§ EXERCISE AIM
Render every entry exactly as it appears.

(Excerpts from a figure dataset)
>>>>

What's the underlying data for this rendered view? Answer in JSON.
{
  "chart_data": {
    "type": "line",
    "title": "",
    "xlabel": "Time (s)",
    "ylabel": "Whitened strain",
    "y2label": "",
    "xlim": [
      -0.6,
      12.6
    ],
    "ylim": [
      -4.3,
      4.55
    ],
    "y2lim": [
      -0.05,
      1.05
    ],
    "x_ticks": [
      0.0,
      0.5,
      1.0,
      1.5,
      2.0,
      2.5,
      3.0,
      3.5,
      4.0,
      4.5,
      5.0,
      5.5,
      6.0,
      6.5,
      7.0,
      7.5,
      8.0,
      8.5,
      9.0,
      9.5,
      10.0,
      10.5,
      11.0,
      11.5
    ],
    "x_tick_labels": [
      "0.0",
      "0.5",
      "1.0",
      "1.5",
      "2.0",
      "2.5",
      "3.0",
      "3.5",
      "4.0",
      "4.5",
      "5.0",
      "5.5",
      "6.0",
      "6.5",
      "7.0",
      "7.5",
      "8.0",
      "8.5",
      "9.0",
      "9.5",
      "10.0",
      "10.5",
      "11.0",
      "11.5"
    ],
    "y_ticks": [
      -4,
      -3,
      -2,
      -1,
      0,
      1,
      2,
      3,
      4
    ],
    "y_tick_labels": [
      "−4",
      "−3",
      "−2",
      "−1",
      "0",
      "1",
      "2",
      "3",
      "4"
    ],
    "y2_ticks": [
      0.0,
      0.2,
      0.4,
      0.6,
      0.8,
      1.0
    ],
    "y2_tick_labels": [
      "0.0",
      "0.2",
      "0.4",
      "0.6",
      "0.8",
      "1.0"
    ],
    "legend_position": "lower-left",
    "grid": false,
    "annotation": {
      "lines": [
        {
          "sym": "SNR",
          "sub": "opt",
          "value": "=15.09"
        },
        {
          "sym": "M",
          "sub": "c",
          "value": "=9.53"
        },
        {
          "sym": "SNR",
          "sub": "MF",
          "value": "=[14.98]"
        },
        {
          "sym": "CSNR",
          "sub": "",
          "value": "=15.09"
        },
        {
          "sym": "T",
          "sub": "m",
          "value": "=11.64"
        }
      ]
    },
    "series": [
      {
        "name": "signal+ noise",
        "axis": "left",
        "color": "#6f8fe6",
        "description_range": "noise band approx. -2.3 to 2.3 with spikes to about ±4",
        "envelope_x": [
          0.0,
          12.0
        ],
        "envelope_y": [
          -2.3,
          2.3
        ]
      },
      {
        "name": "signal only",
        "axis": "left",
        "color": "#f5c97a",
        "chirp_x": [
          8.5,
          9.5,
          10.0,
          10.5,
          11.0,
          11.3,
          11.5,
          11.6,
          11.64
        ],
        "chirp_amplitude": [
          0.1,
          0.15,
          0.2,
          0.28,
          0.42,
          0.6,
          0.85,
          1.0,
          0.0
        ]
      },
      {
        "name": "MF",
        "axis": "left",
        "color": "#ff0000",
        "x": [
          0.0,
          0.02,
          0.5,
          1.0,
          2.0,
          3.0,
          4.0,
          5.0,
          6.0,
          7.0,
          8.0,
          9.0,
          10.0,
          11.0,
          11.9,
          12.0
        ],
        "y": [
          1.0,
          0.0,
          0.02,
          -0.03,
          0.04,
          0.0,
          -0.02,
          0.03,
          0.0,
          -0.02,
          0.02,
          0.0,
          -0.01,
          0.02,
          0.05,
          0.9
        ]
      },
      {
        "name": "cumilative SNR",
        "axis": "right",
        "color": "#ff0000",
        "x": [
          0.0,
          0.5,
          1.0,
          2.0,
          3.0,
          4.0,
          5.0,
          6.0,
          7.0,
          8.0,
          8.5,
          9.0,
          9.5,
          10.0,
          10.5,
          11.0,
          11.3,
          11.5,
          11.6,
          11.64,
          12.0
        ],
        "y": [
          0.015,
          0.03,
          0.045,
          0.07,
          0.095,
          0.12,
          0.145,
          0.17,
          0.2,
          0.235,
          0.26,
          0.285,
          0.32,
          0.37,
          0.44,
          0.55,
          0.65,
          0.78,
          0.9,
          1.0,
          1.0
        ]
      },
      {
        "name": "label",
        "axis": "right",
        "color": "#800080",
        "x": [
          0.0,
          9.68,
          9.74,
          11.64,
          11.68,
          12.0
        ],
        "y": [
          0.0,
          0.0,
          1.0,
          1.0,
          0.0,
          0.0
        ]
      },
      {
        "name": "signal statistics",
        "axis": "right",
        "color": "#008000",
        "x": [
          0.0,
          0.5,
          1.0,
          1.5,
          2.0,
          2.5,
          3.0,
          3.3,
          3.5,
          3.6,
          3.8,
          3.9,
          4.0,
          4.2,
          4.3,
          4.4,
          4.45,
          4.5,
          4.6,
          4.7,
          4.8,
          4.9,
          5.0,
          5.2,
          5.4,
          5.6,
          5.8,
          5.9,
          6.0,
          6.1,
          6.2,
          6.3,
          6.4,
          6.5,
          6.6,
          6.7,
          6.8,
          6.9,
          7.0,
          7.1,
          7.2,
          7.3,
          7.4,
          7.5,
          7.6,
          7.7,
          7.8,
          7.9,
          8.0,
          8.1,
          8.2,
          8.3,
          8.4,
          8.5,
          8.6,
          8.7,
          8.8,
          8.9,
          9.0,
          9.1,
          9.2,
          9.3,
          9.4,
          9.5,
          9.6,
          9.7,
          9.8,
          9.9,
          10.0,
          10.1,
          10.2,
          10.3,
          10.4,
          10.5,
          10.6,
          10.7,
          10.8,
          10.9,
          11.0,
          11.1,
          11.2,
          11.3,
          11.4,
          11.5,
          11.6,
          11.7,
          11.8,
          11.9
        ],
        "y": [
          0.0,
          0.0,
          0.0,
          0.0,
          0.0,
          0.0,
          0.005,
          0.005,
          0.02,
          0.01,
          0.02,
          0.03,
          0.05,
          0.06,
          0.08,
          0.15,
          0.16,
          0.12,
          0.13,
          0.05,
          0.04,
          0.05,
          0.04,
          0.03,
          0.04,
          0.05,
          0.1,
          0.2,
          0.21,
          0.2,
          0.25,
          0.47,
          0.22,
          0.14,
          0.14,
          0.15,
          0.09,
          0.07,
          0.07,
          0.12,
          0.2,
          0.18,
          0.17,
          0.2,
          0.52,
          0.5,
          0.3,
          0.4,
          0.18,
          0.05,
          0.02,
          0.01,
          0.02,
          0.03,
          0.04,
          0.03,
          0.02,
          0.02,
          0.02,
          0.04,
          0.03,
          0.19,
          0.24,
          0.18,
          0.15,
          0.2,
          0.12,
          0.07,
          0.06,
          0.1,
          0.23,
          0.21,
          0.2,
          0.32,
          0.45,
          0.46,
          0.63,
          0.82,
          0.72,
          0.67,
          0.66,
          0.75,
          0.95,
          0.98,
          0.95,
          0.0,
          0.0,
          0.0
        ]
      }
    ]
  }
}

<<<<

§ TASK ANSWER
What's the underlying data for this rendered view? Answer in JSON.
{
  "chart_data": {
    "type": "line",
    "title": "",
    "xlabel": "Time (s)",
    "ylabel": "Whitened strain",
    "y2label": "",
    "xlim": [
      -0.6,
      12.6
    ],
    "ylim": [
      -4.3,
      4.55
    ],
    "y2lim": [
      -0.05,
      1.05
    ],
    "x_ticks": [
      0.0,
      0.5,
      1.0,
      1.5,
      2.0,
      2.5,
      3.0,
      3.5,
      4.0,
      4.5,
      5.0,
      5.5,
      6.0,
      6.5,
      7.0,
      7.5,
      8.0,
      8.5,
      9.0,
      9.5,
      10.0,
      10.5,
      11.0,
      11.5
    ],
    "x_tick_labels": [
      "0.0",
      "0.5",
      "1.0",
      "1.5",
      "2.0",
      "2.5",
      "3.0",
      "3.5",
      "4.0",
      "4.5",
      "5.0",
      "5.5",
      "6.0",
      "6.5",
      "7.0",
      "7.5",
      "8.0",
      "8.5",
      "9.0",
      "9.5",
      "10.0",
      "10.5",
      "11.0",
      "11.5"
    ],
    "y_ticks": [
      -4,
      -3,
      -2,
      -1,
      0,
      1,
      2,
      3,
      4
    ],
    "y_tick_labels": [
      "−4",
      "−3",
      "−2",
      "−1",
      "0",
      "1",
      "2",
      "3",
      "4"
    ],
    "y2_ticks": [
      0.0,
      0.2,
      0.4,
      0.6,
      0.8,
      1.0
    ],
    "y2_tick_labels": [
      "0.0",
      "0.2",
      "0.4",
      "0.6",
      "0.8",
      "1.0"
    ],
    "legend_position": "lower-left",
    "grid": false,
    "annotation": {
      "lines": [
        {
          "sym": "SNR",
          "sub": "opt",
          "value": "=15.09"
        },
        {
          "sym": "M",
          "sub": "c",
          "value": "=9.53"
        },
        {
          "sym": "SNR",
          "sub": "MF",
          "value": "=[14.98]"
        },
        {
          "sym": "CSNR",
          "sub": "",
          "value": "=15.09"
        },
        {
          "sym": "T",
          "sub": "m",
          "value": "=11.64"
        }
      ]
    },
    "series": [
      {
        "name": "signal+ noise",
        "axis": "left",
        "color": "#6f8fe6",
        "description_range": "noise band approx. -2.3 to 2.3 with spikes to about ±4",
        "envelope_x": [
          0.0,
          12.0
        ],
        "envelope_y": [
          -2.3,
          2.3
        ]
      },
      {
        "name": "signal only",
        "axis": "left",
        "color": "#f5c97a",
        "chirp_x": [
          8.5,
          9.5,
          10.0,
          10.5,
          11.0,
          11.3,
          11.5,
          11.6,
          11.64
        ],
        "chirp_amplitude": [
          0.1,
          0.15,
          0.2,
          0.28,
          0.42,
          0.6,
          0.85,
          1.0,
          0.0
        ]
      },
      {
        "name": "MF",
        "axis": "left",
        "color": "#ff0000",
        "x": [
          0.0,
          0.02,
          0.5,
          1.0,
          2.0,
          3.0,
          4.0,
          5.0,
          6.0,
          7.0,
          8.0,
          9.0,
          10.0,
          11.0,
          11.9,
          12.0
        ],
        "y": [
          1.0,
          0.0,
          0.02,
          -0.03,
          0.04,
          0.0,
          -0.02,
          0.03,
          0.0,
          -0.02,
          0.02,
          0.0,
          -0.01,
          0.02,
          0.05,
          0.9
        ]
      },
      {
        "name": "cumilative SNR",
        "axis": "right",
        "color": "#ff0000",
        "x": [
          0.0,
          0.5,
          1.0,
          2.0,
          3.0,
          4.0,
          5.0,
          6.0,
          7.0,
          8.0,
          8.5,
          9.0,
          9.5,
          10.0,
          10.5,
          11.0,
          11.3,
          11.5,
          11.6,
          11.64,
          12.0
        ],
        "y": [
          0.015,
          0.03,
          0.045,
          0.07,
          0.095,
          0.12,
          0.145,
          0.17,
          0.2,
          0.235,
          0.26,
          0.285,
          0.32,
          0.37,
          0.44,
          0.55,
          0.65,
          0.78,
          0.9,
          1.0,
          1.0
        ]
      },
      {
        "name": "label",
        "axis": "right",
        "color": "#800080",
        "x": [
          0.0,
          9.68,
          9.74,
          11.64,
          11.68,
          12.0
        ],
        "y": [
          0.0,
          0.0,
          1.0,
          1.0,
          0.0,
          0.0
        ]
      },
      {
        "name": "signal statistics",
        "axis": "right",
        "color": "#008000",
        "x": [
          0.0,
          0.5,
          1.0,
          1.5,
          2.0,
          2.5,
          3.0,
          3.3,
          3.5,
          3.6,
          3.8,
          3.9,
          4.0,
          4.2,
          4.3,
          4.4,
          4.45,
          4.5,
          4.6,
          4.7,
          4.8,
          4.9,
          5.0,
          5.2,
          5.4,
          5.6,
          5.8,
          5.9,
          6.0,
          6.1,
          6.2,
          6.3,
          6.4,
          6.5,
          6.6,
          6.7,
          6.8,
          6.9,
          7.0,
          7.1,
          7.2,
          7.3,
          7.4,
          7.5,
          7.6,
          7.7,
          7.8,
          7.9,
          8.0,
          8.1,
          8.2,
          8.3,
          8.4,
          8.5,
          8.6,
          8.7,
          8.8,
          8.9,
          9.0,
          9.1,
          9.2,
          9.3,
          9.4,
          9.5,
          9.6,
          9.7,
          9.8,
          9.9,
          10.0,
          10.1,
          10.2,
          10.3,
          10.4,
          10.5,
          10.6,
          10.7,
          10.8,
          10.9,
          11.0,
          11.1,
          11.2,
          11.3,
          11.4,
          11.5,
          11.6,
          11.7,
          11.8,
          11.9
        ],
        "y": [
          0.0,
          0.0,
          0.0,
          0.0,
          0.0,
          0.0,
          0.005,
          0.005,
          0.02,
          0.01,
          0.02,
          0.03,
          0.05,
          0.06,
          0.08,
          0.15,
          0.16,
          0.12,
          0.13,
          0.05,
          0.04,
          0.05,
          0.04,
          0.03,
          0.04,
          0.05,
          0.1,
          0.2,
          0.21,
          0.2,
          0.25,
          0.47,
          0.22,
          0.14,
          0.14,
          0.15,
          0.09,
          0.07,
          0.07,
          0.12,
          0.2,
          0.18,
          0.17,
          0.2,
          0.52,
          0.5,
          0.3,
          0.4,
          0.18,
          0.05,
          0.02,
          0.01,
          0.02,
          0.03,
          0.04,
          0.03,
          0.02,
          0.02,
          0.02,
          0.04,
          0.03,
          0.19,
          0.24,
          0.18,
          0.15,
          0.2,
          0.12,
          0.07,
          0.06,
          0.1,
          0.23,
          0.21,
          0.2,
          0.32,
          0.45,
          0.46,
          0.63,
          0.82,
          0.72,
          0.67,
          0.66,
          0.75,
          0.95,
          0.98,
          0.95,
          0.0,
          0.0,
          0.0
        ]
      }
    ]
  }
}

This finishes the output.